▶ _Goal of the exercise_: Below are some records. Say how many of their lines contain the string "plain", and give nothing but the number.

Saved entries
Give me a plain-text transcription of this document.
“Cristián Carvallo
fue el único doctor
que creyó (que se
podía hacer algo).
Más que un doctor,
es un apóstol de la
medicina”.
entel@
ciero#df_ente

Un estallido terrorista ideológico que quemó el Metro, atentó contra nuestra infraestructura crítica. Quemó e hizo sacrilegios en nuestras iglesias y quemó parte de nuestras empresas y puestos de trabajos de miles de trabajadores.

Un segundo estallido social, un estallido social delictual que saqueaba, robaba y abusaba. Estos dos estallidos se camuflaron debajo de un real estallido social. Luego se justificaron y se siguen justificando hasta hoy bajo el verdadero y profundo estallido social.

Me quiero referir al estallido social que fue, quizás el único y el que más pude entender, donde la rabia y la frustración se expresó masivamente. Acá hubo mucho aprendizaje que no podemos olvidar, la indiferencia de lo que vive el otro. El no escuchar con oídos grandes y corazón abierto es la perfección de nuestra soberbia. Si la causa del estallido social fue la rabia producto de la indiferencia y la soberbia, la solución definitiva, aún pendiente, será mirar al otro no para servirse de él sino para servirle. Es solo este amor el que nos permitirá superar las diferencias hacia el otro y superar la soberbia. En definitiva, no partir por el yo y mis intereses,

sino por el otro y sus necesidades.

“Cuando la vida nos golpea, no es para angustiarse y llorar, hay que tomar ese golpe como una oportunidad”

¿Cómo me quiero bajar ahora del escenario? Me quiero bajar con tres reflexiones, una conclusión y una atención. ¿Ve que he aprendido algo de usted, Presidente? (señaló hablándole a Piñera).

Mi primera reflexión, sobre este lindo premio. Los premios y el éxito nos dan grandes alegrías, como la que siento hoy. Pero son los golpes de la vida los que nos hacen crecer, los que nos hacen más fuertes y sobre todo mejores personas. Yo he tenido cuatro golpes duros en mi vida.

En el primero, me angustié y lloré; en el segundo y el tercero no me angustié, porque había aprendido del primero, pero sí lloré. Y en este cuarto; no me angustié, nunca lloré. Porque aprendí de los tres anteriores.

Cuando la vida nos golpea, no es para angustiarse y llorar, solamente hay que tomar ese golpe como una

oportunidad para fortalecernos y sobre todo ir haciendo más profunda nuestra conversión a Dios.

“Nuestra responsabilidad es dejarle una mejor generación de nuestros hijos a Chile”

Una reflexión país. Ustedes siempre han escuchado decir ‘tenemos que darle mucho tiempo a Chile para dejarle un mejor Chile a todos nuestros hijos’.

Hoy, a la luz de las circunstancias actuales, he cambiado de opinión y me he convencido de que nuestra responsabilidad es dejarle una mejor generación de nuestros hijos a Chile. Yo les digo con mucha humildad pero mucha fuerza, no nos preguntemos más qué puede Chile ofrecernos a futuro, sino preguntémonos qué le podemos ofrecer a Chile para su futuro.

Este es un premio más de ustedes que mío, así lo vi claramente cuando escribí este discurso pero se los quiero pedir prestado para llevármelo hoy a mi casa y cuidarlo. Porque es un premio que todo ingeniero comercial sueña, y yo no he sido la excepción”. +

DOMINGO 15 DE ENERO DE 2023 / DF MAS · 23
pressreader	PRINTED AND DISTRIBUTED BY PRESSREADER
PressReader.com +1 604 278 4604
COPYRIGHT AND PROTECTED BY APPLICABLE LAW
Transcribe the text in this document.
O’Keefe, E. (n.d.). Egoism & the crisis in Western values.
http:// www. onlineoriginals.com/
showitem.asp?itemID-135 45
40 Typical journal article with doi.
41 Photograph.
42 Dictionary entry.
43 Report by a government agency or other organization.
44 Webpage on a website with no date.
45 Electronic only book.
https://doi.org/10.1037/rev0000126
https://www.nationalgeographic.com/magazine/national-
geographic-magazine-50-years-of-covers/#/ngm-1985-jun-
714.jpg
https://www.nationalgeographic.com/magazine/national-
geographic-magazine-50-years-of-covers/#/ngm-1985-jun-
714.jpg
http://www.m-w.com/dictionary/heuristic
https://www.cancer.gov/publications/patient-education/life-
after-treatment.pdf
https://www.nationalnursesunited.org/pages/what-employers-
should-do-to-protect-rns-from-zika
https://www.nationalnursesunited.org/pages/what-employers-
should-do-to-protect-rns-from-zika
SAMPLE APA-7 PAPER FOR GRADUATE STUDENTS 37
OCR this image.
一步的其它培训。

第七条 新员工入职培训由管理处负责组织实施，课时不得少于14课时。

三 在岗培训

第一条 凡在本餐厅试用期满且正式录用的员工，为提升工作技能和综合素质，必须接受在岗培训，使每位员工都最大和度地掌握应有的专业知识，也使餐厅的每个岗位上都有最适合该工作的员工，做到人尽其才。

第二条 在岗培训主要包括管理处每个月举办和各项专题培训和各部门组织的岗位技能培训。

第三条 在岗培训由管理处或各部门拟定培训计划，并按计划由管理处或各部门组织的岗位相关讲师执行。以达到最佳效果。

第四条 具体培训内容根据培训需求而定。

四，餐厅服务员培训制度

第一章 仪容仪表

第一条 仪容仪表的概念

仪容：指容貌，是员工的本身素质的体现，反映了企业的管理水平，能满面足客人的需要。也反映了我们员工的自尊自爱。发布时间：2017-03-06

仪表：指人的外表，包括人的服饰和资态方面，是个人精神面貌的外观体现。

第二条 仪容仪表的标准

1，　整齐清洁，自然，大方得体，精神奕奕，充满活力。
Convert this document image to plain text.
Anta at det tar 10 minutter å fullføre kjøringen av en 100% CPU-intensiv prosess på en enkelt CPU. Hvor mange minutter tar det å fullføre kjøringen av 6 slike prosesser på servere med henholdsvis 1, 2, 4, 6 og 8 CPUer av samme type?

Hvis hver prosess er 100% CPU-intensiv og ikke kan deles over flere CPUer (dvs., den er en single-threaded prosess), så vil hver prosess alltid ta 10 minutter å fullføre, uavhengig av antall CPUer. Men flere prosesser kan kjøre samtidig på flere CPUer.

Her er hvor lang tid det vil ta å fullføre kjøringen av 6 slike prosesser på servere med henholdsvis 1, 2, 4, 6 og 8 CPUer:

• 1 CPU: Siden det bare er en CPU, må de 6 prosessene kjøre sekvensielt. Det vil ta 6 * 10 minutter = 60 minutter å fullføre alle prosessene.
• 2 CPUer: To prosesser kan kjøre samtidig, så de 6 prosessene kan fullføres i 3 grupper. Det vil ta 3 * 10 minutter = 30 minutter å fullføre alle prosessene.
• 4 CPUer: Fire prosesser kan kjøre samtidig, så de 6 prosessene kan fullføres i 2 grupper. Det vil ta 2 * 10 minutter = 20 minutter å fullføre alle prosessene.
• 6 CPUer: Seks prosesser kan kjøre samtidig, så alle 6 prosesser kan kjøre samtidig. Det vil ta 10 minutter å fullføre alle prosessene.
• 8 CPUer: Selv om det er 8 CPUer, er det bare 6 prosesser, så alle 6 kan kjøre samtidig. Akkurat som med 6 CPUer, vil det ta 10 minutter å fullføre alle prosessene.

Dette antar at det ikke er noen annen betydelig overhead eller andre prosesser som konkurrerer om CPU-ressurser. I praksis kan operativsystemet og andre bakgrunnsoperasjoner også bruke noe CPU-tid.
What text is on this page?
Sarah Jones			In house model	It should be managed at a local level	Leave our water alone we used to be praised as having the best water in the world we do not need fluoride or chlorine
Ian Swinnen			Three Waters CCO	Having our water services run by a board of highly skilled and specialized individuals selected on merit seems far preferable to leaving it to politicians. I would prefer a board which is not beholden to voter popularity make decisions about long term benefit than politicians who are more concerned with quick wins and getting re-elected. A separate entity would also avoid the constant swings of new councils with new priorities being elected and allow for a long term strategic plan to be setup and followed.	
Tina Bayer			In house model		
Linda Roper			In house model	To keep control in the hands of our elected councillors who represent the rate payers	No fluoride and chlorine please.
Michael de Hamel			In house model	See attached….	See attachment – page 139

▶ _The output_: 2